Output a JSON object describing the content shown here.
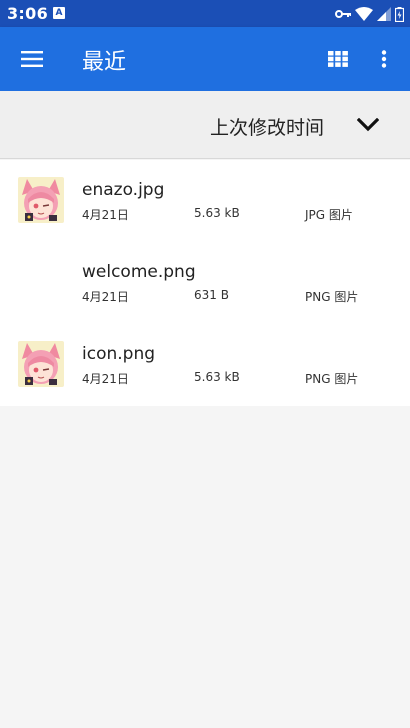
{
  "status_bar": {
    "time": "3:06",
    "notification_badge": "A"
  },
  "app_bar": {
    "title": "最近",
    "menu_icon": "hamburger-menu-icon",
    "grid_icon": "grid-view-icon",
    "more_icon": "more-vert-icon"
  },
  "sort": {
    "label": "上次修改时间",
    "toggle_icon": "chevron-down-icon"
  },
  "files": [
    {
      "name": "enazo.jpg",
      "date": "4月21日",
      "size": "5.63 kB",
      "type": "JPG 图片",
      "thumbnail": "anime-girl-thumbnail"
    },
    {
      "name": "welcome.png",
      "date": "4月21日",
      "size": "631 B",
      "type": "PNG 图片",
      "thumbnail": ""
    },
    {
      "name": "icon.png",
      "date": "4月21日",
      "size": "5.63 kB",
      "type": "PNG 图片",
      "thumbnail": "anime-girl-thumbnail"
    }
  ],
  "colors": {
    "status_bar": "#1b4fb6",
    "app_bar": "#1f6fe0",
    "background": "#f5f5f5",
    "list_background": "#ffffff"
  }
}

::::

→ **Work to be completed**:
Quote in full the listing given above; the images are to be left out.

→ **Solution for this exercise**:
Output a JSON object describing the content shown here.
{
  "status_bar": {
    "time": "3:06",
    "notification_badge": "A"
  },
  "app_bar": {
    "title": "最近",
    "menu_icon": "hamburger-menu-icon",
    "grid_icon": "grid-view-icon",
    "more_icon": "more-vert-icon"
  },
  "sort": {
    "label": "上次修改时间",
    "toggle_icon": "chevron-down-icon"
  },
  "files": [
    {
      "name": "enazo.jpg",
      "date": "4月21日",
      "size": "5.63 kB",
      "type": "JPG 图片",
      "thumbnail": "anime-girl-thumbnail"
    },
    {
      "name": "welcome.png",
      "date": "4月21日",
      "size": "631 B",
      "type": "PNG 图片",
      "thumbnail": ""
    },
    {
      "name": "icon.png",
      "date": "4月21日",
      "size": "5.63 kB",
      "type": "PNG 图片",
      "thumbnail": "anime-girl-thumbnail"
    }
  ],
  "colors": {
    "status_bar": "#1b4fb6",
    "app_bar": "#1f6fe0",
    "background": "#f5f5f5",
    "list_background": "#ffffff"
  }
}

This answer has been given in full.